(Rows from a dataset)
▶

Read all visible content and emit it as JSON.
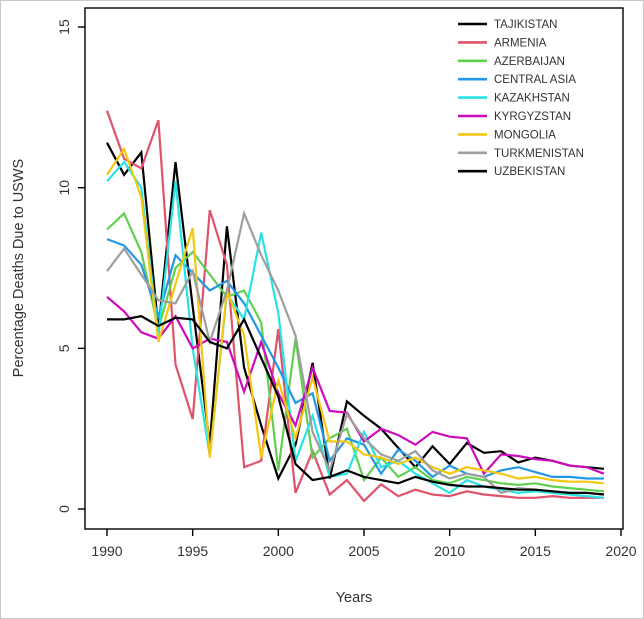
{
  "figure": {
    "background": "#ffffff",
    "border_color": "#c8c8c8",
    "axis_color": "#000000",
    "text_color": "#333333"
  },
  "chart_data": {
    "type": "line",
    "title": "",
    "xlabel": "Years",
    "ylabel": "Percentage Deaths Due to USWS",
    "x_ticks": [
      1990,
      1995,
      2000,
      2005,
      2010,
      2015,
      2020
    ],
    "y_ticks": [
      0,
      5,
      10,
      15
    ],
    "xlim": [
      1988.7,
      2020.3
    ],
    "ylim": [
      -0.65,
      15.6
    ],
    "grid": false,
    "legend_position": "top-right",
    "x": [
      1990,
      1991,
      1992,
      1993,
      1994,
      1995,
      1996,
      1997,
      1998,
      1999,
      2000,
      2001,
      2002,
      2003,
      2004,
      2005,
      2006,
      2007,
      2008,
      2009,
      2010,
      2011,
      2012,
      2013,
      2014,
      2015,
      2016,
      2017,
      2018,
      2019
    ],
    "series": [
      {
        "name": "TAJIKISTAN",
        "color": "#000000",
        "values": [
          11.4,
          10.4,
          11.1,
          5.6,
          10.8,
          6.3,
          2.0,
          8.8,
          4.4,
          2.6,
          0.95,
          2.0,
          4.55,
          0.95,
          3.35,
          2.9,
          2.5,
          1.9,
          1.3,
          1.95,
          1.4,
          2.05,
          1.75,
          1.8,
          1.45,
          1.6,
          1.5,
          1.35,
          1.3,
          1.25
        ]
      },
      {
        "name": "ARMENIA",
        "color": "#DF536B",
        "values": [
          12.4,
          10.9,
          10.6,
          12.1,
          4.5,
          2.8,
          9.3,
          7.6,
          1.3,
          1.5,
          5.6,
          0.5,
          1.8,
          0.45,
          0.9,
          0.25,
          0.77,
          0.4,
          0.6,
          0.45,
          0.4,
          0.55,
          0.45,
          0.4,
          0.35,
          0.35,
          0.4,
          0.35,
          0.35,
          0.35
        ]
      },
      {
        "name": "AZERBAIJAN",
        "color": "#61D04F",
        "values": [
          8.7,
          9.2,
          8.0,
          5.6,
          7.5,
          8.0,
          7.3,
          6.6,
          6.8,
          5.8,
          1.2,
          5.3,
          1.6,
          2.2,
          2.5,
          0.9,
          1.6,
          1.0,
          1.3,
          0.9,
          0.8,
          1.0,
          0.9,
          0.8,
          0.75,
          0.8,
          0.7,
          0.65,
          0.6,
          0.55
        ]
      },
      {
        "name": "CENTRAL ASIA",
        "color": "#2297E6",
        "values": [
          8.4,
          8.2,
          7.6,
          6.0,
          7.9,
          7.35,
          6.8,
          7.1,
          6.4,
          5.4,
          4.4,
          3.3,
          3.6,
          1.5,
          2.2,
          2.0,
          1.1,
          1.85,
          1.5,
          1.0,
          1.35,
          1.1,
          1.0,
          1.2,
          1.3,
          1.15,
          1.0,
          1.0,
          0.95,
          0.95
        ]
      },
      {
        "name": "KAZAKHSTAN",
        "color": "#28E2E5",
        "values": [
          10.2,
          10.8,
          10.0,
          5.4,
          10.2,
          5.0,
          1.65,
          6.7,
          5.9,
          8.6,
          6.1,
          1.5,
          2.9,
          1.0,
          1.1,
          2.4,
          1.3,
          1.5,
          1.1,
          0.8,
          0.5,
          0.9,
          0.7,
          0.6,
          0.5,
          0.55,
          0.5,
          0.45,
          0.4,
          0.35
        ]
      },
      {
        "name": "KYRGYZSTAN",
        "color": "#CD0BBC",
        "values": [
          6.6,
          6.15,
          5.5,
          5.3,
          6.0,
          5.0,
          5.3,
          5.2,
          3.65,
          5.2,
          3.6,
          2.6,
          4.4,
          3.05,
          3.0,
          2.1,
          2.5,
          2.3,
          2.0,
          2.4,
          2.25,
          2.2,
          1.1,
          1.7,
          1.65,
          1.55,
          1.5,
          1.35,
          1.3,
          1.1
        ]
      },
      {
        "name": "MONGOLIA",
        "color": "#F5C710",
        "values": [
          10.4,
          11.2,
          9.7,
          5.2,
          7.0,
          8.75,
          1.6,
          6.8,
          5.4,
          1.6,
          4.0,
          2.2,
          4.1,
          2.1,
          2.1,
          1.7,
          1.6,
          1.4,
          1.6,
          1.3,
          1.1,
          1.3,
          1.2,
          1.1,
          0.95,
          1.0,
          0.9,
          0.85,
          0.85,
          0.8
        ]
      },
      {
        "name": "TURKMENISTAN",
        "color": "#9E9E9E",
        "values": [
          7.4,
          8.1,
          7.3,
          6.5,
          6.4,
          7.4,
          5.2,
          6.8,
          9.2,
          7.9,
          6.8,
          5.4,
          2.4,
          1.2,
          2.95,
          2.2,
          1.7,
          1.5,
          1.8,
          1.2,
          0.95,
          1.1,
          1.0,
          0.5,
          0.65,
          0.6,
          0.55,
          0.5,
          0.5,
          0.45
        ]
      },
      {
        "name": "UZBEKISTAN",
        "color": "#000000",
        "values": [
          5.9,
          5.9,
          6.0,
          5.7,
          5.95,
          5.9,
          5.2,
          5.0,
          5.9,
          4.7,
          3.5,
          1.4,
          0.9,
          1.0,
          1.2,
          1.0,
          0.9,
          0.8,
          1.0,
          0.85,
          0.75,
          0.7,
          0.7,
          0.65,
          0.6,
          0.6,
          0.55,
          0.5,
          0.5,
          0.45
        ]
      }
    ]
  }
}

◀

**WHAT THE TASK REQUIRES:** Set down the records in full and exactly. Do not carry over any image.

**SOLUTION:**
Read all visible content and emit it as JSON.
{
  "figure": {
    "background": "#ffffff",
    "border_color": "#c8c8c8",
    "axis_color": "#000000",
    "text_color": "#333333"
  },
  "chart_data": {
    "type": "line",
    "title": "",
    "xlabel": "Years",
    "ylabel": "Percentage Deaths Due to USWS",
    "x_ticks": [
      1990,
      1995,
      2000,
      2005,
      2010,
      2015,
      2020
    ],
    "y_ticks": [
      0,
      5,
      10,
      15
    ],
    "xlim": [
      1988.7,
      2020.3
    ],
    "ylim": [
      -0.65,
      15.6
    ],
    "grid": false,
    "legend_position": "top-right",
    "x": [
      1990,
      1991,
      1992,
      1993,
      1994,
      1995,
      1996,
      1997,
      1998,
      1999,
      2000,
      2001,
      2002,
      2003,
      2004,
      2005,
      2006,
      2007,
      2008,
      2009,
      2010,
      2011,
      2012,
      2013,
      2014,
      2015,
      2016,
      2017,
      2018,
      2019
    ],
    "series": [
      {
        "name": "TAJIKISTAN",
        "color": "#000000",
        "values": [
          11.4,
          10.4,
          11.1,
          5.6,
          10.8,
          6.3,
          2.0,
          8.8,
          4.4,
          2.6,
          0.95,
          2.0,
          4.55,
          0.95,
          3.35,
          2.9,
          2.5,
          1.9,
          1.3,
          1.95,
          1.4,
          2.05,
          1.75,
          1.8,
          1.45,
          1.6,
          1.5,
          1.35,
          1.3,
          1.25
        ]
      },
      {
        "name": "ARMENIA",
        "color": "#DF536B",
        "values": [
          12.4,
          10.9,
          10.6,
          12.1,
          4.5,
          2.8,
          9.3,
          7.6,
          1.3,
          1.5,
          5.6,
          0.5,
          1.8,
          0.45,
          0.9,
          0.25,
          0.77,
          0.4,
          0.6,
          0.45,
          0.4,
          0.55,
          0.45,
          0.4,
          0.35,
          0.35,
          0.4,
          0.35,
          0.35,
          0.35
        ]
      },
      {
        "name": "AZERBAIJAN",
        "color": "#61D04F",
        "values": [
          8.7,
          9.2,
          8.0,
          5.6,
          7.5,
          8.0,
          7.3,
          6.6,
          6.8,
          5.8,
          1.2,
          5.3,
          1.6,
          2.2,
          2.5,
          0.9,
          1.6,
          1.0,
          1.3,
          0.9,
          0.8,
          1.0,
          0.9,
          0.8,
          0.75,
          0.8,
          0.7,
          0.65,
          0.6,
          0.55
        ]
      },
      {
        "name": "CENTRAL ASIA",
        "color": "#2297E6",
        "values": [
          8.4,
          8.2,
          7.6,
          6.0,
          7.9,
          7.35,
          6.8,
          7.1,
          6.4,
          5.4,
          4.4,
          3.3,
          3.6,
          1.5,
          2.2,
          2.0,
          1.1,
          1.85,
          1.5,
          1.0,
          1.35,
          1.1,
          1.0,
          1.2,
          1.3,
          1.15,
          1.0,
          1.0,
          0.95,
          0.95
        ]
      },
      {
        "name": "KAZAKHSTAN",
        "color": "#28E2E5",
        "values": [
          10.2,
          10.8,
          10.0,
          5.4,
          10.2,
          5.0,
          1.65,
          6.7,
          5.9,
          8.6,
          6.1,
          1.5,
          2.9,
          1.0,
          1.1,
          2.4,
          1.3,
          1.5,
          1.1,
          0.8,
          0.5,
          0.9,
          0.7,
          0.6,
          0.5,
          0.55,
          0.5,
          0.45,
          0.4,
          0.35
        ]
      },
      {
        "name": "KYRGYZSTAN",
        "color": "#CD0BBC",
        "values": [
          6.6,
          6.15,
          5.5,
          5.3,
          6.0,
          5.0,
          5.3,
          5.2,
          3.65,
          5.2,
          3.6,
          2.6,
          4.4,
          3.05,
          3.0,
          2.1,
          2.5,
          2.3,
          2.0,
          2.4,
          2.25,
          2.2,
          1.1,
          1.7,
          1.65,
          1.55,
          1.5,
          1.35,
          1.3,
          1.1
        ]
      },
      {
        "name": "MONGOLIA",
        "color": "#F5C710",
        "values": [
          10.4,
          11.2,
          9.7,
          5.2,
          7.0,
          8.75,
          1.6,
          6.8,
          5.4,
          1.6,
          4.0,
          2.2,
          4.1,
          2.1,
          2.1,
          1.7,
          1.6,
          1.4,
          1.6,
          1.3,
          1.1,
          1.3,
          1.2,
          1.1,
          0.95,
          1.0,
          0.9,
          0.85,
          0.85,
          0.8
        ]
      },
      {
        "name": "TURKMENISTAN",
        "color": "#9E9E9E",
        "values": [
          7.4,
          8.1,
          7.3,
          6.5,
          6.4,
          7.4,
          5.2,
          6.8,
          9.2,
          7.9,
          6.8,
          5.4,
          2.4,
          1.2,
          2.95,
          2.2,
          1.7,
          1.5,
          1.8,
          1.2,
          0.95,
          1.1,
          1.0,
          0.5,
          0.65,
          0.6,
          0.55,
          0.5,
          0.5,
          0.45
        ]
      },
      {
        "name": "UZBEKISTAN",
        "color": "#000000",
        "values": [
          5.9,
          5.9,
          6.0,
          5.7,
          5.95,
          5.9,
          5.2,
          5.0,
          5.9,
          4.7,
          3.5,
          1.4,
          0.9,
          1.0,
          1.2,
          1.0,
          0.9,
          0.8,
          1.0,
          0.85,
          0.75,
          0.7,
          0.7,
          0.65,
          0.6,
          0.6,
          0.55,
          0.5,
          0.5,
          0.45
        ]
      }
    ]
  }
}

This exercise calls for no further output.